## START Information supplied
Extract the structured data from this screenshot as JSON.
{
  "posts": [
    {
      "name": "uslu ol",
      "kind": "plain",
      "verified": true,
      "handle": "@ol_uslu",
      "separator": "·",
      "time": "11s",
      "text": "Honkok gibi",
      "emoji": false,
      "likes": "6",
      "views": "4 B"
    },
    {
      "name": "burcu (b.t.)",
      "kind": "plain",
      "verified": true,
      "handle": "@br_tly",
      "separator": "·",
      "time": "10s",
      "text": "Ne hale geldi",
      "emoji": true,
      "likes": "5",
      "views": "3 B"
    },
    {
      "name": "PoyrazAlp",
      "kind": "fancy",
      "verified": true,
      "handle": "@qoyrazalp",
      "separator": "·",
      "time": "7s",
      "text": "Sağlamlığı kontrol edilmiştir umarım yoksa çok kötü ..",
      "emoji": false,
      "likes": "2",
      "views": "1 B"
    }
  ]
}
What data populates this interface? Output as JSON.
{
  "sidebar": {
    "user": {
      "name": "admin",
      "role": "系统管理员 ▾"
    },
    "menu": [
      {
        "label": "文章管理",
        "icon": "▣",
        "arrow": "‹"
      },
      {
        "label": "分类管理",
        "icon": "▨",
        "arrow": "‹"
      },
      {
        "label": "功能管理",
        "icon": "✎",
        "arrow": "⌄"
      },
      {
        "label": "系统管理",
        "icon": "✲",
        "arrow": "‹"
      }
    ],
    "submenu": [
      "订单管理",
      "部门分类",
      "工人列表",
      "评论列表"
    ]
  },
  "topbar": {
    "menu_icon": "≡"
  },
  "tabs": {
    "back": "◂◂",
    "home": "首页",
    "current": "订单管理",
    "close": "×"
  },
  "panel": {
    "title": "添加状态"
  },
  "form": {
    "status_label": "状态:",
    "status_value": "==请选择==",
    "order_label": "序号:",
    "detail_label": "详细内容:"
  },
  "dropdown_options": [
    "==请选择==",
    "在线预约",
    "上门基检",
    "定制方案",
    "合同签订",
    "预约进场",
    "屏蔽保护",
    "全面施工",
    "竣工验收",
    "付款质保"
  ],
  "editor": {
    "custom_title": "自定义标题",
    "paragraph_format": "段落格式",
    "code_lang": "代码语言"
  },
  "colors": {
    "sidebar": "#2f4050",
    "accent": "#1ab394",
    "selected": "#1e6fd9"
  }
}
## END Information supplied
Aim: Gather up, from the records above, each line where the word "text" appears.

The result:
      "text": "Honkok gibi",
      "text": "Ne hale geldi",
      "text": "Sağlamlığı kontrol edilmiştir umarım yoksa çok kötü ..",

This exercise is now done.